__EXERCISE GOAL__
The data must be returned in full and exactly as given.

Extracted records
########
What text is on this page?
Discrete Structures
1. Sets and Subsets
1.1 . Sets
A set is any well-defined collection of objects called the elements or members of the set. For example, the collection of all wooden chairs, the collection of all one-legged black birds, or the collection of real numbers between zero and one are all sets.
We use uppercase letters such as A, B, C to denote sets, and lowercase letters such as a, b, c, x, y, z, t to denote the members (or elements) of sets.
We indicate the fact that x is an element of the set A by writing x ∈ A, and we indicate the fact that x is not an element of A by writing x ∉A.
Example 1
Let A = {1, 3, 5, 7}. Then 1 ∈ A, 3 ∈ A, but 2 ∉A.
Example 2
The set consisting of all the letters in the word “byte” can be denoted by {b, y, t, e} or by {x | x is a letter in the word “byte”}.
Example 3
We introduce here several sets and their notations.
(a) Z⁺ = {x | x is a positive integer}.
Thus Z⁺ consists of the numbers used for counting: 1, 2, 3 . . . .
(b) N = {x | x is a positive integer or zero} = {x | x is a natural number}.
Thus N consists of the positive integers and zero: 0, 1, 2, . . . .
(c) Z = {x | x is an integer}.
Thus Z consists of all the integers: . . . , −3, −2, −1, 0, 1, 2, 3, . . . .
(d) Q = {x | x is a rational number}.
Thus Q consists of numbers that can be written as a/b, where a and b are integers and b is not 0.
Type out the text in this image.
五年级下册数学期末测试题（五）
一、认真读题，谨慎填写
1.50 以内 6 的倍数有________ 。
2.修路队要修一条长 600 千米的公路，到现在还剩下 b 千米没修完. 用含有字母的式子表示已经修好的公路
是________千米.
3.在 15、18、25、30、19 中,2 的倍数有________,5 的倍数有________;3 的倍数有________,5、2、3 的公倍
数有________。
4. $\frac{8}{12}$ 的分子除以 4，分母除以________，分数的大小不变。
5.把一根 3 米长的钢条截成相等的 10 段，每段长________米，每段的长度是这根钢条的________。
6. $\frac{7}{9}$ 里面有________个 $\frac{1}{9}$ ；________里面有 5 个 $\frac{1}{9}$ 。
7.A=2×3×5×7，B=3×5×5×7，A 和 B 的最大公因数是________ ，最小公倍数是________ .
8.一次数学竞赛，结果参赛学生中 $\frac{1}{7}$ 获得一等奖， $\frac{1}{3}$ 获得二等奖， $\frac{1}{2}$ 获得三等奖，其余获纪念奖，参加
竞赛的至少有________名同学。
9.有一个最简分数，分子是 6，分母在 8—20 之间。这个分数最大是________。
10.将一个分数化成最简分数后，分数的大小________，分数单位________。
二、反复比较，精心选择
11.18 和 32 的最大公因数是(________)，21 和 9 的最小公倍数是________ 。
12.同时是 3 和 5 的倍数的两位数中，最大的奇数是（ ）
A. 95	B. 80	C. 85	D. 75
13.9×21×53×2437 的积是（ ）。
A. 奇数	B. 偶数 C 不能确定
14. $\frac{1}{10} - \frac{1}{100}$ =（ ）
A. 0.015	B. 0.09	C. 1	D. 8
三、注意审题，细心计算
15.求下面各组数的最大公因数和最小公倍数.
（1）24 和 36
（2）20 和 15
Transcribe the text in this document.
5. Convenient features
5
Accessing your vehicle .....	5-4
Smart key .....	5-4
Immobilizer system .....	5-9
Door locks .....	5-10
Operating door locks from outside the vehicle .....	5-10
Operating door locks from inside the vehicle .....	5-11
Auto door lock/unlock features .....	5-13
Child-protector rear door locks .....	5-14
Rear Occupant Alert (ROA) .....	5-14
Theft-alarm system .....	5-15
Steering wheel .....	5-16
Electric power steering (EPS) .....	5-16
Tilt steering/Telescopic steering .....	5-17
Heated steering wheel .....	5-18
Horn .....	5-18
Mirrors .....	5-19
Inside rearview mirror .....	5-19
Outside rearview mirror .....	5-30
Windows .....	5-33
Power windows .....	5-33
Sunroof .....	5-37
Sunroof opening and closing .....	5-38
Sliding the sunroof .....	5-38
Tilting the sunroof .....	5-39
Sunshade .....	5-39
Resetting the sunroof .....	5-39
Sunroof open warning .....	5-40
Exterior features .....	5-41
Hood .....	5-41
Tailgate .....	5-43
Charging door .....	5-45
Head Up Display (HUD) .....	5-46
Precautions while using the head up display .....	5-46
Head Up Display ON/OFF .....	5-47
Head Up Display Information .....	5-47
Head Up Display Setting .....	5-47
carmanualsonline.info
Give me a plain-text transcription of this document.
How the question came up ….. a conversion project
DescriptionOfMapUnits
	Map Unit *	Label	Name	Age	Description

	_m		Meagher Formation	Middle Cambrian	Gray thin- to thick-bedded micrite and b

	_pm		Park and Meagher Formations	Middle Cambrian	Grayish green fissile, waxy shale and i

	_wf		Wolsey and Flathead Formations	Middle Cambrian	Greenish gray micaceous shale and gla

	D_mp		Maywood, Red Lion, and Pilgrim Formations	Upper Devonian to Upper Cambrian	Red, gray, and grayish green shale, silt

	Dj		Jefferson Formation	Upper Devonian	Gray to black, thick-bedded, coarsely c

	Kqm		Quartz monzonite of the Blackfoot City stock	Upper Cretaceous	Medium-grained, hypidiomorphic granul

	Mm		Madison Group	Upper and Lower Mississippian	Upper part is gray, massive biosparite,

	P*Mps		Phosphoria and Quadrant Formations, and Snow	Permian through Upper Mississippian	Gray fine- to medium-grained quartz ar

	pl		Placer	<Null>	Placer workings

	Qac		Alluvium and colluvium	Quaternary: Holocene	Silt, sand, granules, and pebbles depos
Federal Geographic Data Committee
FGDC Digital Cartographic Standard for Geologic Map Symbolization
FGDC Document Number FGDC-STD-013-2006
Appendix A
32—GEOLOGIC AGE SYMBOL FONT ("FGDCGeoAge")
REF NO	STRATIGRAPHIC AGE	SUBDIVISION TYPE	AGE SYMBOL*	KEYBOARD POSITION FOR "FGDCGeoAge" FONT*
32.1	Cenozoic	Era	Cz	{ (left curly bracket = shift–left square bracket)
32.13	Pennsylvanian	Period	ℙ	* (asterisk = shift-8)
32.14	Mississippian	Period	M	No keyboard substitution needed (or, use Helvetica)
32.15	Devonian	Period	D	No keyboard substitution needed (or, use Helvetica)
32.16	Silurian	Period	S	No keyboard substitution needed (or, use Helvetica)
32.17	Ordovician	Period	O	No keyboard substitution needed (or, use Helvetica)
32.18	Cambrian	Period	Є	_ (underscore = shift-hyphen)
########
__WORKED SOLUTION__
What text is on this page?
Discrete Structures
1. Sets and Subsets
1.1 . Sets
A set is any well-defined collection of objects called the elements or members of the set. For example, the collection of all wooden chairs, the collection of all one-legged black birds, or the collection of real numbers between zero and one are all sets.
We use uppercase letters such as A, B, C to denote sets, and lowercase letters such as a, b, c, x, y, z, t to denote the members (or elements) of sets.
We indicate the fact that x is an element of the set A by writing x ∈ A, and we indicate the fact that x is not an element of A by writing x ∉A.
Example 1
Let A = {1, 3, 5, 7}. Then 1 ∈ A, 3 ∈ A, but 2 ∉A.
Example 2
The set consisting of all the letters in the word “byte” can be denoted by {b, y, t, e} or by {x | x is a letter in the word “byte”}.
Example 3
We introduce here several sets and their notations.
(a) Z⁺ = {x | x is a positive integer}.
Thus Z⁺ consists of the numbers used for counting: 1, 2, 3 . . . .
(b) N = {x | x is a positive integer or zero} = {x | x is a natural number}.
Thus N consists of the positive integers and zero: 0, 1, 2, . . . .
(c) Z = {x | x is an integer}.
Thus Z consists of all the integers: . . . , −3, −2, −1, 0, 1, 2, 3, . . . .
(d) Q = {x | x is a rational number}.
Thus Q consists of numbers that can be written as a/b, where a and b are integers and b is not 0.
Type out the text in this image.
五年级下册数学期末测试题（五）
一、认真读题，谨慎填写
1.50 以内 6 的倍数有________ 。
2.修路队要修一条长 600 千米的公路，到现在还剩下 b 千米没修完. 用含有字母的式子表示已经修好的公路
是________千米.
3.在 15、18、25、30、19 中,2 的倍数有________,5 的倍数有________;3 的倍数有________,5、2、3 的公倍
数有________。
4. $\frac{8}{12}$ 的分子除以 4，分母除以________，分数的大小不变。
5.把一根 3 米长的钢条截成相等的 10 段，每段长________米，每段的长度是这根钢条的________。
6. $\frac{7}{9}$ 里面有________个 $\frac{1}{9}$ ；________里面有 5 个 $\frac{1}{9}$ 。
7.A=2×3×5×7，B=3×5×5×7，A 和 B 的最大公因数是________ ，最小公倍数是________ .
8.一次数学竞赛，结果参赛学生中 $\frac{1}{7}$ 获得一等奖， $\frac{1}{3}$ 获得二等奖， $\frac{1}{2}$ 获得三等奖，其余获纪念奖，参加
竞赛的至少有________名同学。
9.有一个最简分数，分子是 6，分母在 8—20 之间。这个分数最大是________。
10.将一个分数化成最简分数后，分数的大小________，分数单位________。
二、反复比较，精心选择
11.18 和 32 的最大公因数是(________)，21 和 9 的最小公倍数是________ 。
12.同时是 3 和 5 的倍数的两位数中，最大的奇数是（ ）
A. 95	B. 80	C. 85	D. 75
13.9×21×53×2437 的积是（ ）。
A. 奇数	B. 偶数 C 不能确定
14. $\frac{1}{10} - \frac{1}{100}$ =（ ）
A. 0.015	B. 0.09	C. 1	D. 8
三、注意审题，细心计算
15.求下面各组数的最大公因数和最小公倍数.
（1）24 和 36
（2）20 和 15
Transcribe the text in this document.
5. Convenient features
5
Accessing your vehicle .....	5-4
Smart key .....	5-4
Immobilizer system .....	5-9
Door locks .....	5-10
Operating door locks from outside the vehicle .....	5-10
Operating door locks from inside the vehicle .....	5-11
Auto door lock/unlock features .....	5-13
Child-protector rear door locks .....	5-14
Rear Occupant Alert (ROA) .....	5-14
Theft-alarm system .....	5-15
Steering wheel .....	5-16
Electric power steering (EPS) .....	5-16
Tilt steering/Telescopic steering .....	5-17
Heated steering wheel .....	5-18
Horn .....	5-18
Mirrors .....	5-19
Inside rearview mirror .....	5-19
Outside rearview mirror .....	5-30
Windows .....	5-33
Power windows .....	5-33
Sunroof .....	5-37
Sunroof opening and closing .....	5-38
Sliding the sunroof .....	5-38
Tilting the sunroof .....	5-39
Sunshade .....	5-39
Resetting the sunroof .....	5-39
Sunroof open warning .....	5-40
Exterior features .....	5-41
Hood .....	5-41
Tailgate .....	5-43
Charging door .....	5-45
Head Up Display (HUD) .....	5-46
Precautions while using the head up display .....	5-46
Head Up Display ON/OFF .....	5-47
Head Up Display Information .....	5-47
Head Up Display Setting .....	5-47
carmanualsonline.info
Give me a plain-text transcription of this document.
How the question came up ….. a conversion project
DescriptionOfMapUnits
	Map Unit *	Label	Name	Age	Description

	_m		Meagher Formation	Middle Cambrian	Gray thin- to thick-bedded micrite and b

	_pm		Park and Meagher Formations	Middle Cambrian	Grayish green fissile, waxy shale and i

	_wf		Wolsey and Flathead Formations	Middle Cambrian	Greenish gray micaceous shale and gla

	D_mp		Maywood, Red Lion, and Pilgrim Formations	Upper Devonian to Upper Cambrian	Red, gray, and grayish green shale, silt

	Dj		Jefferson Formation	Upper Devonian	Gray to black, thick-bedded, coarsely c

	Kqm		Quartz monzonite of the Blackfoot City stock	Upper Cretaceous	Medium-grained, hypidiomorphic granul

	Mm		Madison Group	Upper and Lower Mississippian	Upper part is gray, massive biosparite,

	P*Mps		Phosphoria and Quadrant Formations, and Snow	Permian through Upper Mississippian	Gray fine- to medium-grained quartz ar

	pl		Placer	<Null>	Placer workings

	Qac		Alluvium and colluvium	Quaternary: Holocene	Silt, sand, granules, and pebbles depos
Federal Geographic Data Committee
FGDC Digital Cartographic Standard for Geologic Map Symbolization
FGDC Document Number FGDC-STD-013-2006
Appendix A
32—GEOLOGIC AGE SYMBOL FONT ("FGDCGeoAge")
REF NO	STRATIGRAPHIC AGE	SUBDIVISION TYPE	AGE SYMBOL*	KEYBOARD POSITION FOR "FGDCGeoAge" FONT*
32.1	Cenozoic	Era	Cz	{ (left curly bracket = shift–left square bracket)
32.13	Pennsylvanian	Period	ℙ	* (asterisk = shift-8)
32.14	Mississippian	Period	M	No keyboard substitution needed (or, use Helvetica)
32.15	Devonian	Period	D	No keyboard substitution needed (or, use Helvetica)
32.16	Silurian	Period	S	No keyboard substitution needed (or, use Helvetica)
32.17	Ordovician	Period	O	No keyboard substitution needed (or, use Helvetica)
32.18	Cambrian	Period	Є	_ (underscore = shift-hyphen)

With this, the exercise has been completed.